> **Given data**
[start]

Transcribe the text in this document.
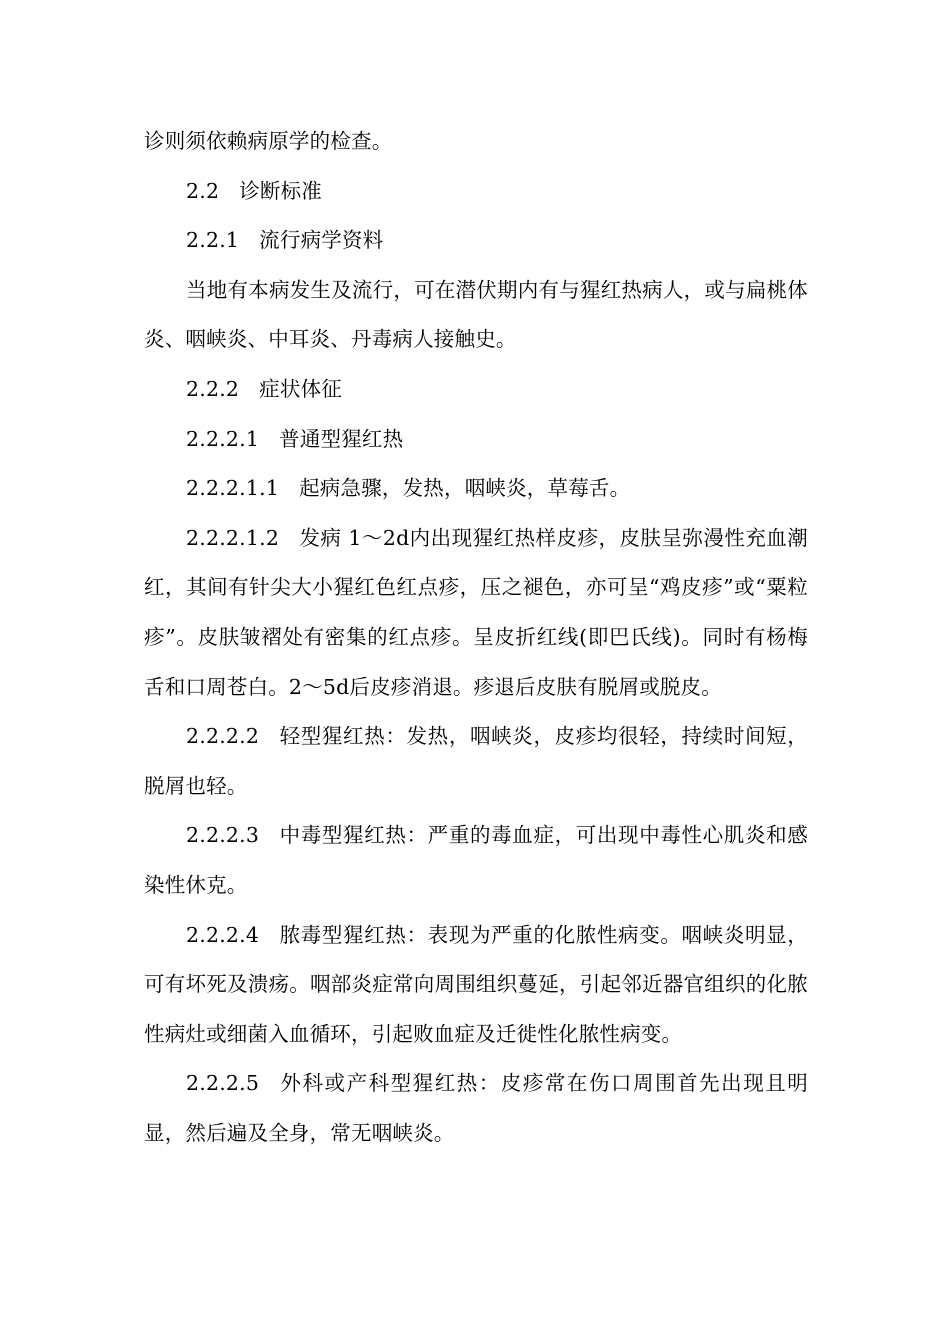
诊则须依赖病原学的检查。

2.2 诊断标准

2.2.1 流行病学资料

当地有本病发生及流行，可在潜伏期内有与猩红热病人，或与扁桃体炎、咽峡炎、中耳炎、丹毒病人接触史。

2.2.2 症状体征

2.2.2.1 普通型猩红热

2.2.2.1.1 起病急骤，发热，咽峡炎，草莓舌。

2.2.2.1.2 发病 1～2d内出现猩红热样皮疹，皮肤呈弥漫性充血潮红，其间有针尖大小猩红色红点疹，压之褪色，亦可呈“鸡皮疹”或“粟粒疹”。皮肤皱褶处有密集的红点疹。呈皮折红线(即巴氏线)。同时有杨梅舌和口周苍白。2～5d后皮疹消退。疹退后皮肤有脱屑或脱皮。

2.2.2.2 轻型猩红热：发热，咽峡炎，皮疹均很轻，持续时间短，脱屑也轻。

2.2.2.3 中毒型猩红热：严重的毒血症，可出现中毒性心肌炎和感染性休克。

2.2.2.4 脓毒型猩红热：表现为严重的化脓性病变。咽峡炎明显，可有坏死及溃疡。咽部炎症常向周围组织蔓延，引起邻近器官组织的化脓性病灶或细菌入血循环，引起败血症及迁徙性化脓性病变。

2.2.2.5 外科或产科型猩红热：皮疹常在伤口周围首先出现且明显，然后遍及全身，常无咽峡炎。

[end]

> **Exercise details**
Quote every record above exactly, omitting any pictures they contain.

> **Finished answer**
Transcribe the text in this document.
诊则须依赖病原学的检查。

2.2 诊断标准

2.2.1 流行病学资料

当地有本病发生及流行，可在潜伏期内有与猩红热病人，或与扁桃体炎、咽峡炎、中耳炎、丹毒病人接触史。

2.2.2 症状体征

2.2.2.1 普通型猩红热

2.2.2.1.1 起病急骤，发热，咽峡炎，草莓舌。

2.2.2.1.2 发病 1～2d内出现猩红热样皮疹，皮肤呈弥漫性充血潮红，其间有针尖大小猩红色红点疹，压之褪色，亦可呈“鸡皮疹”或“粟粒疹”。皮肤皱褶处有密集的红点疹。呈皮折红线(即巴氏线)。同时有杨梅舌和口周苍白。2～5d后皮疹消退。疹退后皮肤有脱屑或脱皮。

2.2.2.2 轻型猩红热：发热，咽峡炎，皮疹均很轻，持续时间短，脱屑也轻。

2.2.2.3 中毒型猩红热：严重的毒血症，可出现中毒性心肌炎和感染性休克。

2.2.2.4 脓毒型猩红热：表现为严重的化脓性病变。咽峡炎明显，可有坏死及溃疡。咽部炎症常向周围组织蔓延，引起邻近器官组织的化脓性病灶或细菌入血循环，引起败血症及迁徙性化脓性病变。

2.2.2.5 外科或产科型猩红热：皮疹常在伤口周围首先出现且明显，然后遍及全身，常无咽峡炎。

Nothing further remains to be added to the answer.